Items listed in a dataset:
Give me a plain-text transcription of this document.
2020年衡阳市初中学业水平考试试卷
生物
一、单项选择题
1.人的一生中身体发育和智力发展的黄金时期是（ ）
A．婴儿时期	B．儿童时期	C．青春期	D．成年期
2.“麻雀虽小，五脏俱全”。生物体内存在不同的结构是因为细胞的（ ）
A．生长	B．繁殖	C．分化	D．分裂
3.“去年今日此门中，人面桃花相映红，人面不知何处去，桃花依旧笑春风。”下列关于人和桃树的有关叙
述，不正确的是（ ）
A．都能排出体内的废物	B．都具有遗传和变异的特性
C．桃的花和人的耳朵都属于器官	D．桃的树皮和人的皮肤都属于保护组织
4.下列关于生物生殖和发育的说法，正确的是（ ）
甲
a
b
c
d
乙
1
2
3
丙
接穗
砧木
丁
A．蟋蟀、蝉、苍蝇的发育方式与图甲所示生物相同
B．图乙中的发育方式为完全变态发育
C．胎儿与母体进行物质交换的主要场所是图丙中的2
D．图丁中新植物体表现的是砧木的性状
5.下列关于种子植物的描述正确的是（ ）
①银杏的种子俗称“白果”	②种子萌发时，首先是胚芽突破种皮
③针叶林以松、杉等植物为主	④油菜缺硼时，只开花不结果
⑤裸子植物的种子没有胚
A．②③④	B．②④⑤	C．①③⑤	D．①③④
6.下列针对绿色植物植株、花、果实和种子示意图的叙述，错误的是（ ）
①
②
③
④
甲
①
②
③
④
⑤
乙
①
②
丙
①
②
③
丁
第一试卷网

--- Set problem ---
Repeat the data exactly. Leave nothing out.

--- The result ---
Give me a plain-text transcription of this document.
2020年衡阳市初中学业水平考试试卷
生物
一、单项选择题
1.人的一生中身体发育和智力发展的黄金时期是（ ）
A．婴儿时期	B．儿童时期	C．青春期	D．成年期
2.“麻雀虽小，五脏俱全”。生物体内存在不同的结构是因为细胞的（ ）
A．生长	B．繁殖	C．分化	D．分裂
3.“去年今日此门中，人面桃花相映红，人面不知何处去，桃花依旧笑春风。”下列关于人和桃树的有关叙
述，不正确的是（ ）
A．都能排出体内的废物	B．都具有遗传和变异的特性
C．桃的花和人的耳朵都属于器官	D．桃的树皮和人的皮肤都属于保护组织
4.下列关于生物生殖和发育的说法，正确的是（ ）
甲
a
b
c
d
乙
1
2
3
丙
接穗
砧木
丁
A．蟋蟀、蝉、苍蝇的发育方式与图甲所示生物相同
B．图乙中的发育方式为完全变态发育
C．胎儿与母体进行物质交换的主要场所是图丙中的2
D．图丁中新植物体表现的是砧木的性状
5.下列关于种子植物的描述正确的是（ ）
①银杏的种子俗称“白果”	②种子萌发时，首先是胚芽突破种皮
③针叶林以松、杉等植物为主	④油菜缺硼时，只开花不结果
⑤裸子植物的种子没有胚
A．②③④	B．②④⑤	C．①③⑤	D．①③④
6.下列针对绿色植物植株、花、果实和种子示意图的叙述，错误的是（ ）
①
②
③
④
甲
①
②
③
④
⑤
乙
①
②
丙
①
②
③
丁
第一试卷网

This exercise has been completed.